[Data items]
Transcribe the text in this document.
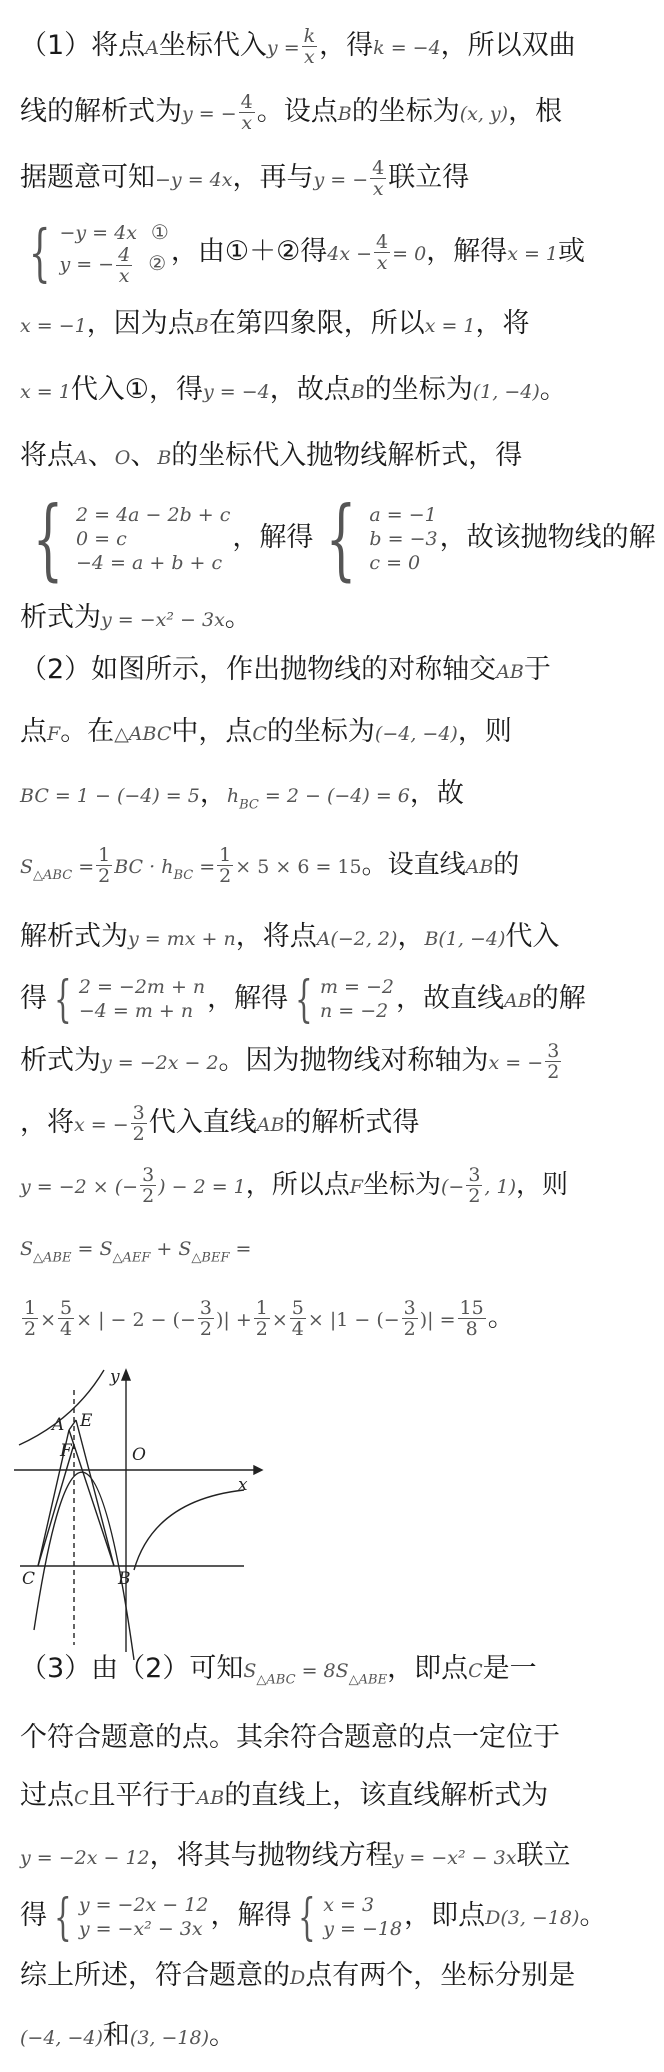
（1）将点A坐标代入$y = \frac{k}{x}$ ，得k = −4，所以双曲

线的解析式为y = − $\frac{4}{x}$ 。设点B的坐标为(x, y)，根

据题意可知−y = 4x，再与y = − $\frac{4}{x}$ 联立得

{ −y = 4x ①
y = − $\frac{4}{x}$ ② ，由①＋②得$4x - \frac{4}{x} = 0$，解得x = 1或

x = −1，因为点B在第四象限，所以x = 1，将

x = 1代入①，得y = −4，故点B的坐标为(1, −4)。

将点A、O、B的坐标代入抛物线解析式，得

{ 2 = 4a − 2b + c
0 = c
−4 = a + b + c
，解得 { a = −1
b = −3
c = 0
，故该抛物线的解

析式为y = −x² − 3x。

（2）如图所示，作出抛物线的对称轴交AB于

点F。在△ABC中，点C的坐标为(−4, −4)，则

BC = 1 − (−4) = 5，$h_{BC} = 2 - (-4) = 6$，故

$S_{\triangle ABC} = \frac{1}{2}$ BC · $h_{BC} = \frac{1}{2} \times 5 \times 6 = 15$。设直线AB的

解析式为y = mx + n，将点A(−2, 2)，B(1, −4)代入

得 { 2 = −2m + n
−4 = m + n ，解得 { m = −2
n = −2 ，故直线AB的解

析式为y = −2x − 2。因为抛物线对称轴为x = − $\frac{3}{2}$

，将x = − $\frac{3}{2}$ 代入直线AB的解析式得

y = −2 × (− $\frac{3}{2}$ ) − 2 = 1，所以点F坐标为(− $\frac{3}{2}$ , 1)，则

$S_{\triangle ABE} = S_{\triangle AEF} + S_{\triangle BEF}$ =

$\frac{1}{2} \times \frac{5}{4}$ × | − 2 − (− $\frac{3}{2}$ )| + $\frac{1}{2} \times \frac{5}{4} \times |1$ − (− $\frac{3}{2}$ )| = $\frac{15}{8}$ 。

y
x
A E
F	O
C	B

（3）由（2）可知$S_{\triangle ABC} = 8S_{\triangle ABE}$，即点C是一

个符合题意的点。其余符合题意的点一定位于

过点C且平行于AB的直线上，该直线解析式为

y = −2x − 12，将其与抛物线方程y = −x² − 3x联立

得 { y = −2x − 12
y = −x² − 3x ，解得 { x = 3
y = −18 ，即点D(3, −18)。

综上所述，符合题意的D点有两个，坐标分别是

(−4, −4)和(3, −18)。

Exercise description » Pictures are to be left out; the records above must be repeated word for word.

Task output »
Transcribe the text in this document.
（1）将点A坐标代入$y = \frac{k}{x}$ ，得k = −4，所以双曲

线的解析式为y = − $\frac{4}{x}$ 。设点B的坐标为(x, y)，根

据题意可知−y = 4x，再与y = − $\frac{4}{x}$ 联立得

{ −y = 4x ①
y = − $\frac{4}{x}$ ② ，由①＋②得$4x - \frac{4}{x} = 0$，解得x = 1或

x = −1，因为点B在第四象限，所以x = 1，将

x = 1代入①，得y = −4，故点B的坐标为(1, −4)。

将点A、O、B的坐标代入抛物线解析式，得

{ 2 = 4a − 2b + c
0 = c
−4 = a + b + c
，解得 { a = −1
b = −3
c = 0
，故该抛物线的解

析式为y = −x² − 3x。

（2）如图所示，作出抛物线的对称轴交AB于

点F。在△ABC中，点C的坐标为(−4, −4)，则

BC = 1 − (−4) = 5，$h_{BC} = 2 - (-4) = 6$，故

$S_{\triangle ABC} = \frac{1}{2}$ BC · $h_{BC} = \frac{1}{2} \times 5 \times 6 = 15$。设直线AB的

解析式为y = mx + n，将点A(−2, 2)，B(1, −4)代入

得 { 2 = −2m + n
−4 = m + n ，解得 { m = −2
n = −2 ，故直线AB的解

析式为y = −2x − 2。因为抛物线对称轴为x = − $\frac{3}{2}$

，将x = − $\frac{3}{2}$ 代入直线AB的解析式得

y = −2 × (− $\frac{3}{2}$ ) − 2 = 1，所以点F坐标为(− $\frac{3}{2}$ , 1)，则

$S_{\triangle ABE} = S_{\triangle AEF} + S_{\triangle BEF}$ =

$\frac{1}{2} \times \frac{5}{4}$ × | − 2 − (− $\frac{3}{2}$ )| + $\frac{1}{2} \times \frac{5}{4} \times |1$ − (− $\frac{3}{2}$ )| = $\frac{15}{8}$ 。

y
x
A E
F	O
C	B

（3）由（2）可知$S_{\triangle ABC} = 8S_{\triangle ABE}$，即点C是一

个符合题意的点。其余符合题意的点一定位于

过点C且平行于AB的直线上，该直线解析式为

y = −2x − 12，将其与抛物线方程y = −x² − 3x联立

得 { y = −2x − 12
y = −x² − 3x ，解得 { x = 3
y = −18 ，即点D(3, −18)。

综上所述，符合题意的D点有两个，坐标分别是

(−4, −4)和(3, −18)。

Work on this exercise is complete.